— START Extracted records —

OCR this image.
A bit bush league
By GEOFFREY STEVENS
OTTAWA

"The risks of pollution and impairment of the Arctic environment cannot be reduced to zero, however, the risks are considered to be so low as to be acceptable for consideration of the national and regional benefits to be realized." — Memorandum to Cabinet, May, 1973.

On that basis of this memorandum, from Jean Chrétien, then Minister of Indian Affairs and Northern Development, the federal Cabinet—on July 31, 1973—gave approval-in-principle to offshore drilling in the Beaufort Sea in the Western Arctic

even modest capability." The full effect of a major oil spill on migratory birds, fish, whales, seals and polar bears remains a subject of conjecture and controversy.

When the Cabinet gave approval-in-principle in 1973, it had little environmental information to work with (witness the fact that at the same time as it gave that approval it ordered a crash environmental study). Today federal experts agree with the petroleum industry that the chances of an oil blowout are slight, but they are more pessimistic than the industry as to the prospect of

— END Extracted records —

The task
Search the entries for the word "federal" and copy every line that has it.

Response
On that basis of this memorandum, from Jean Chrétien, then Minister of Indian Affairs and Northern Development, the federal Cabinet—on July 31, 1973—gave approval-in-principle to offshore drilling in the Beaufort Sea in the Western Arctic
When the Cabinet gave approval-in-principle in 1973, it had little environmental information to work with (witness the fact that at the same time as it gave that approval it ordered a crash environmental study). Today federal experts agree with the petroleum industry that the chances of an oil blowout are slight, but they are more pessimistic than the industry as to the prospect of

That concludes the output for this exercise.